* **Source document**
════════════════

- Cover of the first Cosmo Warrior Zero DVD volume.

コスモウォーリアー零 (Kosumo Wōriā Zero)
- Genre: Adventure Science fiction Space opera
- Created by: Leiji Matsumoto
- Publisher: Taito
- Directed by: Katsushi Murakami
- Produced by: Doctor Serial Nishioka
- Designed by: Katsumi Itabashi (mechanical)
- Genre: Third-person shooter
- Platform: PlayStation, PC
- Released: May 18, 2000; 25 years ago (PlayStation), May 17, 2002; 23 years ago (PC)
- Directed by: Kazuyoshi Yokota
- Produced by: Shunji Namiki
- Written by: Dr. Serial Nishioka
- Music by: Germiniart High Quality
- Studio: Vega Entertainment
- Licensed by: NA: Discotek Media;
- Original network: TV Tokyo (TX Network)
- Original run: 26 July 2001 – 28 September 2001
- Episodes: 15
- Space Pirate Captain Harlock; Galaxy Express 999; Queen Emeraldas;

= Cosmo Warrior Zero =

2000 Japanese video game and 2001 anime series

Cosmo Warrior Zero (コスモウォーリアー, Kosumo Wōriā Zero) is a science fiction third-person shooter video game released by Taito. It was adapted into an anime television series in 2001.

════════════════

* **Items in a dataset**
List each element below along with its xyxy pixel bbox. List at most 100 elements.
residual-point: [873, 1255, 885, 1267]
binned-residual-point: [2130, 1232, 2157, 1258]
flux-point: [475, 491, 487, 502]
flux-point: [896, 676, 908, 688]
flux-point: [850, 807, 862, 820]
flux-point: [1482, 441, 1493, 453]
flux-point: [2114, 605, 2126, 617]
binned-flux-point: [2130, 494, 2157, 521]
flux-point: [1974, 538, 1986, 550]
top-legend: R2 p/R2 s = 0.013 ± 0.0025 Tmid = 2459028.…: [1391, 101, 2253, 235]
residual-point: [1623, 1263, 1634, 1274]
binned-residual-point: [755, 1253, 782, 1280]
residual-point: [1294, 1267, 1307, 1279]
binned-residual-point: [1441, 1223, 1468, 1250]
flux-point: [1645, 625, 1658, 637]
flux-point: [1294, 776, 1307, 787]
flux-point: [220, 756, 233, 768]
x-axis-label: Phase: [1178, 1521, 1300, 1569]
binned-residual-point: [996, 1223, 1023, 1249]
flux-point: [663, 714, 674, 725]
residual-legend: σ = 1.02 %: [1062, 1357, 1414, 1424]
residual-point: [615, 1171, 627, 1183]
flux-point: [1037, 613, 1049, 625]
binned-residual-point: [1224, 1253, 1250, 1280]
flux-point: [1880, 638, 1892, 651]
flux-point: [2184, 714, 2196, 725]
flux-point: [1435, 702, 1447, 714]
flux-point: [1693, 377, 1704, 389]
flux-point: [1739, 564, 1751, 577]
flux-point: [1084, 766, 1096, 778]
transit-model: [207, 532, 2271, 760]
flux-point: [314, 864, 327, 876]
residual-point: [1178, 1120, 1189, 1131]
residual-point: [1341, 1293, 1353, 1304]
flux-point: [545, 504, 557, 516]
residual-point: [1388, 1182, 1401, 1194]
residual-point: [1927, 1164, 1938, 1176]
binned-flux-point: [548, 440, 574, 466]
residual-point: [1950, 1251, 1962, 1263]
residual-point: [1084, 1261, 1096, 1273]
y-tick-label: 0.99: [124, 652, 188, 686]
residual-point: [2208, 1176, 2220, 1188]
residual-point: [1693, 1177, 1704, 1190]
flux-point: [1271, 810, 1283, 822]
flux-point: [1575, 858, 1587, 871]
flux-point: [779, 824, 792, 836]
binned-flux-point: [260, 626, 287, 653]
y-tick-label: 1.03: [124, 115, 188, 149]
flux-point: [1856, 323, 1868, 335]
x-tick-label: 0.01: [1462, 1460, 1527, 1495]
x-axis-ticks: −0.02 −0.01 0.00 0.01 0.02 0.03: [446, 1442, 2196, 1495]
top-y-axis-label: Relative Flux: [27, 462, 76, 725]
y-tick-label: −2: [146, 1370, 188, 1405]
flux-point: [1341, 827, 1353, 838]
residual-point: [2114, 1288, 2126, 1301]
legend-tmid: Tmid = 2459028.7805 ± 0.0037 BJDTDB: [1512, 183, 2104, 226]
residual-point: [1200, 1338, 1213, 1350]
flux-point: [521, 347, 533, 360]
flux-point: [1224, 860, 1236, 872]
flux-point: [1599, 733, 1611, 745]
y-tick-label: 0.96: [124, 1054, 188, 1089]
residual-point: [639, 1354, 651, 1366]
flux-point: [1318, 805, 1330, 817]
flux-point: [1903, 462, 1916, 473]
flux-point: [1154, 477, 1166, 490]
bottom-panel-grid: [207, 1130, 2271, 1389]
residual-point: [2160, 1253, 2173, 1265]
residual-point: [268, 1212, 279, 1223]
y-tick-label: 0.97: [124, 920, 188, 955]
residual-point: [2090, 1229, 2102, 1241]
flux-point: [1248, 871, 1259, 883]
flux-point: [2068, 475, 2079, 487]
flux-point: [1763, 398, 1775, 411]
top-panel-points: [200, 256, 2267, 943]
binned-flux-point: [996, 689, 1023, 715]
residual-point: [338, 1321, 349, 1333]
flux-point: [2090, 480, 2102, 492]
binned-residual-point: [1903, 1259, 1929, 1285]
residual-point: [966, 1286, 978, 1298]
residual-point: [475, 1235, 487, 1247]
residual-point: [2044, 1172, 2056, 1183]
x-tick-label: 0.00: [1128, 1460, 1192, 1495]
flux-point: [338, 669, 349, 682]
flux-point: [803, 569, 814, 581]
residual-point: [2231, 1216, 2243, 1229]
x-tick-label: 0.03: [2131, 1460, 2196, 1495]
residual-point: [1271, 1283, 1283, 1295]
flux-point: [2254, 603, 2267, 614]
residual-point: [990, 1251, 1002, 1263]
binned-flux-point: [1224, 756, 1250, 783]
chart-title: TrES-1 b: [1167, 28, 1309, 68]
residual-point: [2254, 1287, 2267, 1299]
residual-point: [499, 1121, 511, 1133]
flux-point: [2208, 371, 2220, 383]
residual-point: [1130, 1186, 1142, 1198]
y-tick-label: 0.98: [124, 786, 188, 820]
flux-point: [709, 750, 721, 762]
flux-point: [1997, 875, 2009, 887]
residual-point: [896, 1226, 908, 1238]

════════════════

* **Directions**
1: Which company released the video game described in the Cosmo Warrior Zero article?
2: Retype the part of the Cosmo Warrior Zero article starting at "コスモウォーリアー零 (Kosumo Wōriā" and ending at "Katsumi Itabashi (mechanical)".
3: Continue the Cosmo Warrior Zero article from its final sentence.
The records are not needed here.

* **Task-by-task results**
1: Taito

2:
コスモウォーリアー零 (Kosumo Wōriā Zero)
- Genre: Adventure Science fiction Space opera
- Created by: Leiji Matsumoto
- Publisher: Taito
- Directed by: Katsushi Murakami
- Produced by: Doctor Serial Nishioka
- Designed by: Katsumi Itabashi (mechanical)

3:
==Plot==
The long war between the planet Earth and the machine men is finally over, resulting in a peace that is more a victory for the machine men than the Earth. Warius Zero lost his family in the war to the machinemen but despite this he still is a member of the Earth fleet that is now working in concert with the machine men. His ship, made up of both humans and machine men, has been given a near impossible task: capture the space pirate Captain Harlock. While Zero struggles to accomplish this task, evidence begins to surface that the peace between machine men and Earth may not be as it seems.

==Characters==
- Captain Warius Zero
After having his wife and child disappear in the battle between the humans and Machine men, Zero has no choice but to serve Earth's government as a Captain of second rate ships. After a run-in with the legendary Captain Harlock, Zero is given the new task of hunting down the space pirate. With his new controversial crew of machine men and humans and his old ship, the Karyū (Fire Dragon), Zero sets out to complete his mission and to keep his crew from fighting. After meeting Harlock, Zero has more of an appreciation towards him and stills believes in him even after he sees him attack civilians. Later on in the series, Zero and his first officer Marina Oki grow feelings for each other and end up falling in love.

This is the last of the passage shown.